**** Records shown ****

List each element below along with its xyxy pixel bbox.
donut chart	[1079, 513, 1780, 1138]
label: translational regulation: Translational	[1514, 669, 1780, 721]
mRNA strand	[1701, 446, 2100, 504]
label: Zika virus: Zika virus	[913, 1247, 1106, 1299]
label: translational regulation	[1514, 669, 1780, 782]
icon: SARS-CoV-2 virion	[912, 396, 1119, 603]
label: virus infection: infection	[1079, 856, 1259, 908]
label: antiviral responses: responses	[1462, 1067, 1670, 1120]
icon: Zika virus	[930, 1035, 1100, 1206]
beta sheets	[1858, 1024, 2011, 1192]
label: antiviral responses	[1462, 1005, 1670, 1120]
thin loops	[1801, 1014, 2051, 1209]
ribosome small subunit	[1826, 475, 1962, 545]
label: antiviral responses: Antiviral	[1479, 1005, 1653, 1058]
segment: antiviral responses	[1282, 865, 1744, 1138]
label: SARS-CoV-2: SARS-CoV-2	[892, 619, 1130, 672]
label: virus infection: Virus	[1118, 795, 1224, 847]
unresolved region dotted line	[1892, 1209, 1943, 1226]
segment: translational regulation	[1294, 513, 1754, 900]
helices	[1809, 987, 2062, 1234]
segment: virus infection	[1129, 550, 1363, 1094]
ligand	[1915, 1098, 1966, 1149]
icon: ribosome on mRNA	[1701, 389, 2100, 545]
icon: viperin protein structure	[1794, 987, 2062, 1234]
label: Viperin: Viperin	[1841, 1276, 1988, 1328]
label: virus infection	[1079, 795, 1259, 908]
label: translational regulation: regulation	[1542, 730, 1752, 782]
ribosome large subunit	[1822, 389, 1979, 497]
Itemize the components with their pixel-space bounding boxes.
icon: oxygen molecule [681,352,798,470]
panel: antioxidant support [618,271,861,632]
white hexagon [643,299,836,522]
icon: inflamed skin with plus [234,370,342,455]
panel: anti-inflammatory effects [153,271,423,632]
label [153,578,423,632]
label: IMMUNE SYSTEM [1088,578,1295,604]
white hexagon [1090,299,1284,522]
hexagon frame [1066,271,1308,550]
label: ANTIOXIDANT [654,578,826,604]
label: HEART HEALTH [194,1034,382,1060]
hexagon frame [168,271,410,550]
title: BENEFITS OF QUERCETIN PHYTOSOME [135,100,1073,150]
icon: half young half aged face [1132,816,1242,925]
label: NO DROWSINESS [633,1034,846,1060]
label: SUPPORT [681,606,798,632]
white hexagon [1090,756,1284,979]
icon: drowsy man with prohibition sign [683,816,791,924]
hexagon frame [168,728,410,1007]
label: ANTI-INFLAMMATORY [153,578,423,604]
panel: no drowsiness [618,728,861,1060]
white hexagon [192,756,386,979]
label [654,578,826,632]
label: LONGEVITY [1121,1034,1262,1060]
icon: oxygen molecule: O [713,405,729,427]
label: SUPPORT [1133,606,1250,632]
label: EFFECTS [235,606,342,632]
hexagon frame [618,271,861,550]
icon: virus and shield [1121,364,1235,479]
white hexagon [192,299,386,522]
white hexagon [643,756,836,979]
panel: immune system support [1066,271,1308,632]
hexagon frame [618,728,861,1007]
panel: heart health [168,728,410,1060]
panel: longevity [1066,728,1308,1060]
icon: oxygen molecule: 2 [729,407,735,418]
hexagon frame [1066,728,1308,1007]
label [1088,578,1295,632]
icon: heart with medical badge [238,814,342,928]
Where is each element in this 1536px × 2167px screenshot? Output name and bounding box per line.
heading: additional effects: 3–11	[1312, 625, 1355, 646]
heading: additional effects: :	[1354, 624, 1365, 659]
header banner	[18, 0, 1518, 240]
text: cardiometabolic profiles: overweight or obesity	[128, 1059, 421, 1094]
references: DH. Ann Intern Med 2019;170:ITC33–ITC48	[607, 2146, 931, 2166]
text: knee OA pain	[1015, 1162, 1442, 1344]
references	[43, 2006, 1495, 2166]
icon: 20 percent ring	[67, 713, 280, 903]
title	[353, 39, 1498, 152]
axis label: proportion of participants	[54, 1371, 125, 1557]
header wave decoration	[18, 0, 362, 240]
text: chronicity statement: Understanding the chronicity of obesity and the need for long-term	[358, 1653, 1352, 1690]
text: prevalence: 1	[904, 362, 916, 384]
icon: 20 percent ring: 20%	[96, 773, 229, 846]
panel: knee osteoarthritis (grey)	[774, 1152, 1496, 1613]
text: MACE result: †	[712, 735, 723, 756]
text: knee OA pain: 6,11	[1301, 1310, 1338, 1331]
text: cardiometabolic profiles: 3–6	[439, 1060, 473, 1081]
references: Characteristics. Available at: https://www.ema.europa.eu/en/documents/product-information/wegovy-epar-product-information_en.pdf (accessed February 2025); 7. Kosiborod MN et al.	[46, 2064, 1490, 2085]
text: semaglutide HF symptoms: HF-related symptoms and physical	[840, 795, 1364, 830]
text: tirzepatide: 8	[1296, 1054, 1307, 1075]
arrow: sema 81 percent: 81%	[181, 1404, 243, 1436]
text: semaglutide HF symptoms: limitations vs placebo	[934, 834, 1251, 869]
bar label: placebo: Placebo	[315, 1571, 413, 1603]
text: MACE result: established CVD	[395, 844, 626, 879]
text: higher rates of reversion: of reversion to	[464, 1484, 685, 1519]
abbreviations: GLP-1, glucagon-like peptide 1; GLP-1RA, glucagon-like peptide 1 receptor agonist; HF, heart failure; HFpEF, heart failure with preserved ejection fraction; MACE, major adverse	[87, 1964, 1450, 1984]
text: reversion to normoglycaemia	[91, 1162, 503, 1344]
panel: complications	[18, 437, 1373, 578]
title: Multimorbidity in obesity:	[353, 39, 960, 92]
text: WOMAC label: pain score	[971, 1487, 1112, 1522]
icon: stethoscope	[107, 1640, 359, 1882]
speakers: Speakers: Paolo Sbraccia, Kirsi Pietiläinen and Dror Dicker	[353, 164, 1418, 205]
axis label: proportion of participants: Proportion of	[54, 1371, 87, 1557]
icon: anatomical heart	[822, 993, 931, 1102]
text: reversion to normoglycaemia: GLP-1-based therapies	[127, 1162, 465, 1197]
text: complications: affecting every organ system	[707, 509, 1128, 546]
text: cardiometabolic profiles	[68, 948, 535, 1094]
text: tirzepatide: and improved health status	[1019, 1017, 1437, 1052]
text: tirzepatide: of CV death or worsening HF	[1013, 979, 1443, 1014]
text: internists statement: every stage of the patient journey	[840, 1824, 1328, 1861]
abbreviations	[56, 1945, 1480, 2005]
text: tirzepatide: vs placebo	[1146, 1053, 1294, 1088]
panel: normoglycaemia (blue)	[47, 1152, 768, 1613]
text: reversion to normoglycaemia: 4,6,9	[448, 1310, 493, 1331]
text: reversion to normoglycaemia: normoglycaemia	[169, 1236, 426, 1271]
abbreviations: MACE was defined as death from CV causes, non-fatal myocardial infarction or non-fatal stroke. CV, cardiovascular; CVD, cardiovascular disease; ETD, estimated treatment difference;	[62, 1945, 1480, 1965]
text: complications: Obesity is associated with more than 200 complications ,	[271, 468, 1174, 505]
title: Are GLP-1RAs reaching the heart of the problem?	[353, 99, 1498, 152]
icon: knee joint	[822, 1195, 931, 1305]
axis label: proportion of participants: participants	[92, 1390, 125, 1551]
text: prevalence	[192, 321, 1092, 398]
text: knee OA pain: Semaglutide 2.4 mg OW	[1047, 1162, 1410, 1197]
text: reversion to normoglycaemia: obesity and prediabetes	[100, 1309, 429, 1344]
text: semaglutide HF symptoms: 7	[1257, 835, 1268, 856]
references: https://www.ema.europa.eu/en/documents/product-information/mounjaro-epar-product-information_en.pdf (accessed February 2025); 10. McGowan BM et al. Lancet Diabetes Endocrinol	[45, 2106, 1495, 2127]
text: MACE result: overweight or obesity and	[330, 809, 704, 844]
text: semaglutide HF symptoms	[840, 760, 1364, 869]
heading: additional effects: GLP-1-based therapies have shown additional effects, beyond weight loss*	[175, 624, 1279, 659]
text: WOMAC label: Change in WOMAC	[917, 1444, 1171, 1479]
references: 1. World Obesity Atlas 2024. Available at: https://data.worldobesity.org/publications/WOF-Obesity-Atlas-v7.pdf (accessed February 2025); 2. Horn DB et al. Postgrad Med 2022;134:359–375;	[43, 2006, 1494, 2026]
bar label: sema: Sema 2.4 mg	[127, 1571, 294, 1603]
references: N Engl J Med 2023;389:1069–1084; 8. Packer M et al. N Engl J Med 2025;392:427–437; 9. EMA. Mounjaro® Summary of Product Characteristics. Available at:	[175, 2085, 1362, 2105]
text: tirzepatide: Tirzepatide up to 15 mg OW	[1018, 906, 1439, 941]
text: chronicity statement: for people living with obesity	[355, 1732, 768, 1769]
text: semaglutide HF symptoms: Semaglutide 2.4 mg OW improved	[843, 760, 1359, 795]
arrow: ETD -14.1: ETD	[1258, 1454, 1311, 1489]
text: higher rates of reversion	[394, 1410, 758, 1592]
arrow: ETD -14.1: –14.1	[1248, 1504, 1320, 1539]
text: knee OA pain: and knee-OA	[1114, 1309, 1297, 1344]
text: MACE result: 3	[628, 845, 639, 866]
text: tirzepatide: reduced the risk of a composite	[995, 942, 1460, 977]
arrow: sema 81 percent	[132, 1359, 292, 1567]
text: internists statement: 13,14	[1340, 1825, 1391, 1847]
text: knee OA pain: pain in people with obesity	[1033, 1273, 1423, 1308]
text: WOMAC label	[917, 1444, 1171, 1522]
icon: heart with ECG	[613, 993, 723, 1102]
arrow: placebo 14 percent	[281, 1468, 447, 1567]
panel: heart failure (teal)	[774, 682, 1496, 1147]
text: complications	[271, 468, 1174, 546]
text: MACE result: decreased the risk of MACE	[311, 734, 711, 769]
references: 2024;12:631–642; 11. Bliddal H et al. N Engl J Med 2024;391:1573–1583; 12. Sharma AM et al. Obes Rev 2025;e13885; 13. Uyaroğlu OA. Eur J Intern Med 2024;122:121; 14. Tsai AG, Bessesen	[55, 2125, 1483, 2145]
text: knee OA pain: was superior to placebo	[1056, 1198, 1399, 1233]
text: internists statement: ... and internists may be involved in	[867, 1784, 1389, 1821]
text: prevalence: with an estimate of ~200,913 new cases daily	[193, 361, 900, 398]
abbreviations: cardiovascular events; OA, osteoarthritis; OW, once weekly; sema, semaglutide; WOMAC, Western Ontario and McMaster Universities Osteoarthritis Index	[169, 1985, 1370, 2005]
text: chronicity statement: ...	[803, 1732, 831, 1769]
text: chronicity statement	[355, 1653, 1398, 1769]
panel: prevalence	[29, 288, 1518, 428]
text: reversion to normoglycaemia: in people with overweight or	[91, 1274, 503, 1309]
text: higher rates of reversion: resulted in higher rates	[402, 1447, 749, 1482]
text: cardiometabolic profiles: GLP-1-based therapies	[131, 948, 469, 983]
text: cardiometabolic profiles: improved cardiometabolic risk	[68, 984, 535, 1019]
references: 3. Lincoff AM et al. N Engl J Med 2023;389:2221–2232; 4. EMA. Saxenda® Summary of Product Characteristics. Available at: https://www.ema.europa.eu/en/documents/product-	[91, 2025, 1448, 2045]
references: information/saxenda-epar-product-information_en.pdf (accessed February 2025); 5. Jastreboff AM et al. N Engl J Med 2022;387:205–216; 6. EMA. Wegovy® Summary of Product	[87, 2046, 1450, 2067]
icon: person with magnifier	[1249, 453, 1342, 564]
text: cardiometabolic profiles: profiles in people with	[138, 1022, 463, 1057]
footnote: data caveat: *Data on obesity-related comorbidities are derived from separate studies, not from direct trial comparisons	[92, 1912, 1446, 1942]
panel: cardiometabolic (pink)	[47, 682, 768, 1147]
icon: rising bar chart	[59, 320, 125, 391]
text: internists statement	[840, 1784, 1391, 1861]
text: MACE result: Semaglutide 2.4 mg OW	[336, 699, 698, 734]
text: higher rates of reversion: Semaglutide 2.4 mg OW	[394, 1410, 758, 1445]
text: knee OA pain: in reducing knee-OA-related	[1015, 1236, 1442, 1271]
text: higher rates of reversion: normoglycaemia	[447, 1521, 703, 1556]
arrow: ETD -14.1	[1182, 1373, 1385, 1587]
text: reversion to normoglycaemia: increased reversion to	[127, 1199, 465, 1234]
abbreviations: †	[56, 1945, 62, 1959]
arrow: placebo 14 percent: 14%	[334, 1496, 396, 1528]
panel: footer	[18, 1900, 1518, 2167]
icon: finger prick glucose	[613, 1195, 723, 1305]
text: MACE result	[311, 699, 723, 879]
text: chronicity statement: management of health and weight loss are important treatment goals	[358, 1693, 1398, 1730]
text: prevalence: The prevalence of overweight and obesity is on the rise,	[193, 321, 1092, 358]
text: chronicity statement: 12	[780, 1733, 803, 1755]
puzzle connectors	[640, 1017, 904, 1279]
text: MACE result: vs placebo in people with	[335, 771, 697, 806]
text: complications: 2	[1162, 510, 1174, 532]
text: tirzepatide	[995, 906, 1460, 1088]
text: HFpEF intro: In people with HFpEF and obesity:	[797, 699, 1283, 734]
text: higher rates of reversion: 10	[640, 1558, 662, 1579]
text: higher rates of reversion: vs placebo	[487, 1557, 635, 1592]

****

_What you are asked to do_
With the string "risk" as the key, filter the data above and show the lines that match.

_Task solution_
text: tirzepatide: reduced the risk of a composite	[995, 942, 1460, 977]
text: MACE result: decreased the risk of MACE	[311, 734, 711, 769]
text: cardiometabolic profiles: improved cardiometabolic risk	[68, 984, 535, 1019]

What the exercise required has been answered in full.